- AIM
Transcribe the whole listing below without changing a word, but leave out every image.

·····

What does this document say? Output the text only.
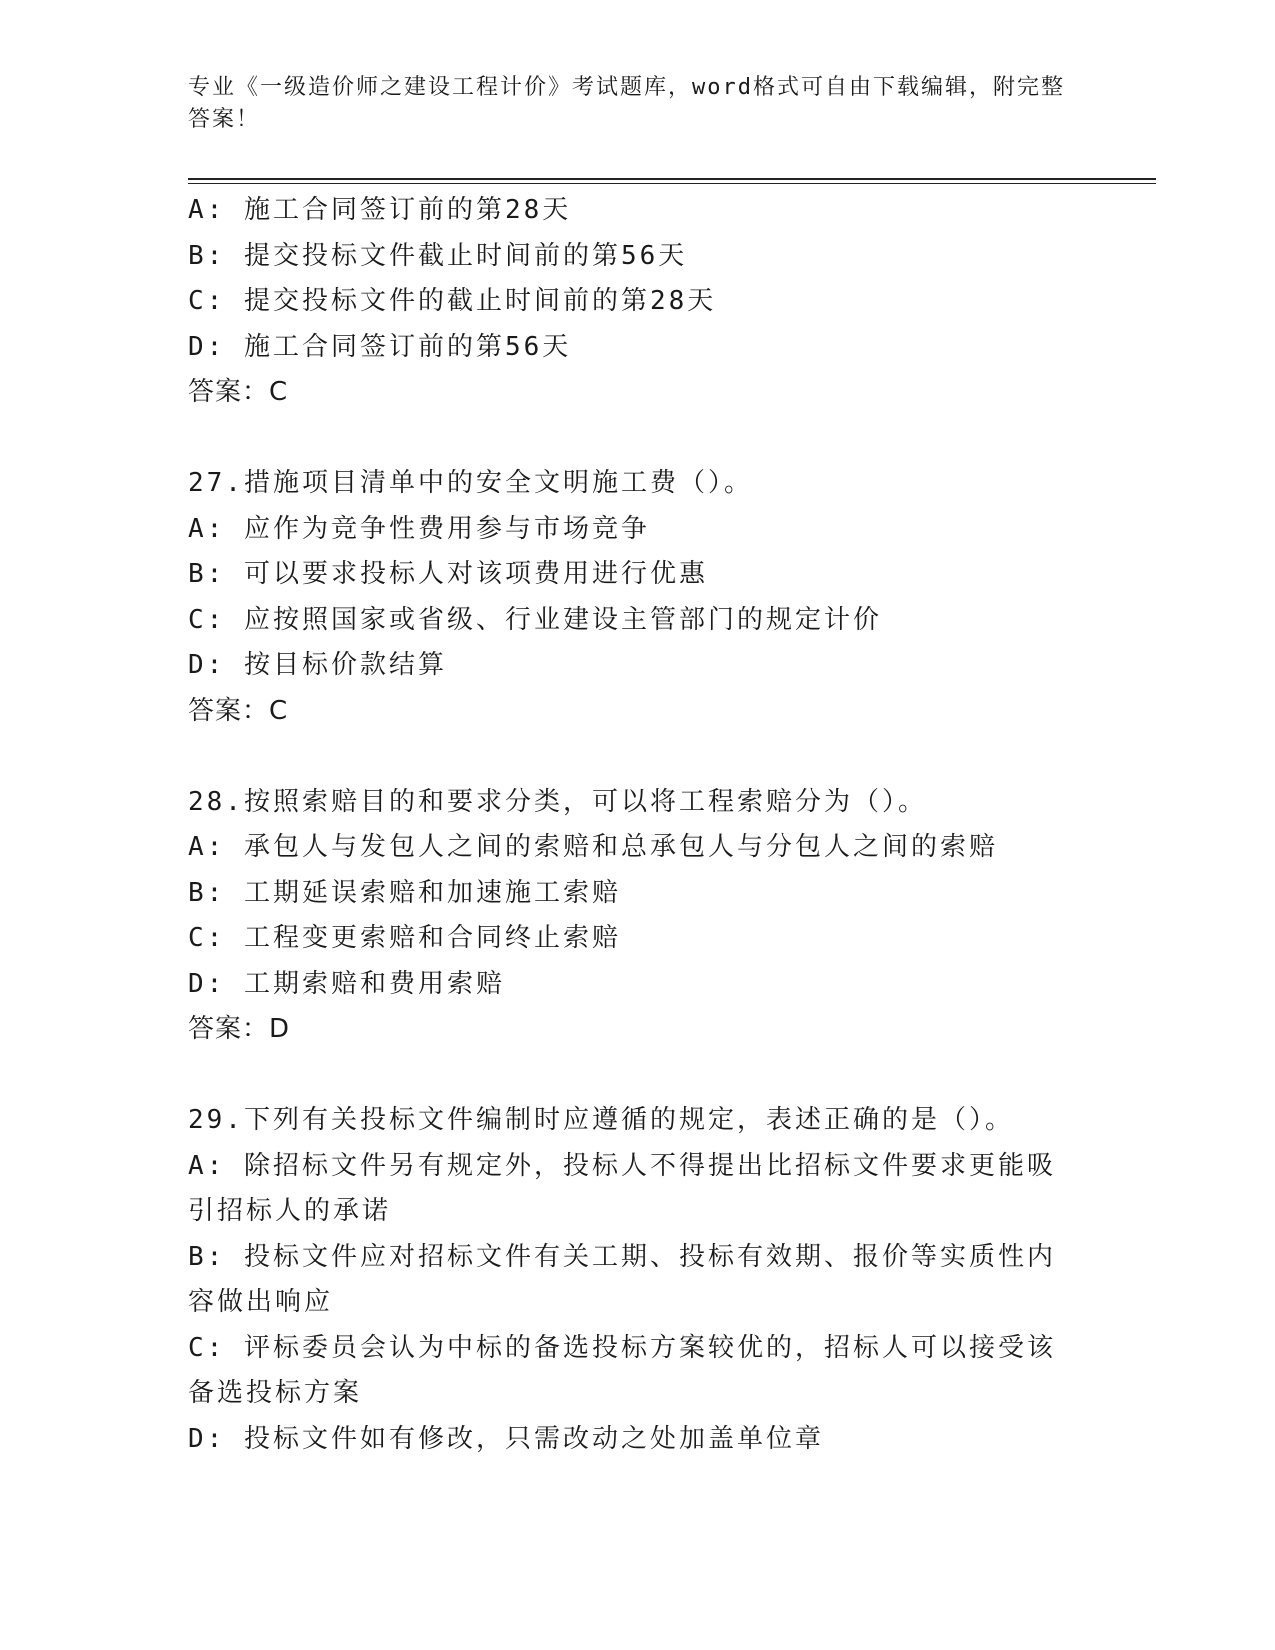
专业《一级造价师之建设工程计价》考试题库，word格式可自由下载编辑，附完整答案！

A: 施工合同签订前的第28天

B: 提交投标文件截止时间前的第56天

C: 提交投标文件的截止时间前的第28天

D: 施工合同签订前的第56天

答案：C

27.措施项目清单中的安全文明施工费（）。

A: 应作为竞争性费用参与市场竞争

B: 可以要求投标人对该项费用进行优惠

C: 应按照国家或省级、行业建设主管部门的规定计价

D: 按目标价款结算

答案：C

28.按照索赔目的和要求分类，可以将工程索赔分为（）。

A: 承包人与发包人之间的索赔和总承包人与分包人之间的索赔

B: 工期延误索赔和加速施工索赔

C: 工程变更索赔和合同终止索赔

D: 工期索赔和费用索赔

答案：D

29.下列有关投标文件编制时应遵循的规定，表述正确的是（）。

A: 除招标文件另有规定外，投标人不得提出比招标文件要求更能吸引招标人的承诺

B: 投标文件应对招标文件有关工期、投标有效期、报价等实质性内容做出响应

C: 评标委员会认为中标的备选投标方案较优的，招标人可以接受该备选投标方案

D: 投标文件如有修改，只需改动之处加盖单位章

·····

- SOLUTION BELOW
What does this document say? Output the text only.
专业《一级造价师之建设工程计价》考试题库，word格式可自由下载编辑，附完整答案！

A: 施工合同签订前的第28天

B: 提交投标文件截止时间前的第56天

C: 提交投标文件的截止时间前的第28天

D: 施工合同签订前的第56天

答案：C

27.措施项目清单中的安全文明施工费（）。

A: 应作为竞争性费用参与市场竞争

B: 可以要求投标人对该项费用进行优惠

C: 应按照国家或省级、行业建设主管部门的规定计价

D: 按目标价款结算

答案：C

28.按照索赔目的和要求分类，可以将工程索赔分为（）。

A: 承包人与发包人之间的索赔和总承包人与分包人之间的索赔

B: 工期延误索赔和加速施工索赔

C: 工程变更索赔和合同终止索赔

D: 工期索赔和费用索赔

答案：D

29.下列有关投标文件编制时应遵循的规定，表述正确的是（）。

A: 除招标文件另有规定外，投标人不得提出比招标文件要求更能吸引招标人的承诺

B: 投标文件应对招标文件有关工期、投标有效期、报价等实质性内容做出响应

C: 评标委员会认为中标的备选投标方案较优的，招标人可以接受该备选投标方案

D: 投标文件如有修改，只需改动之处加盖单位章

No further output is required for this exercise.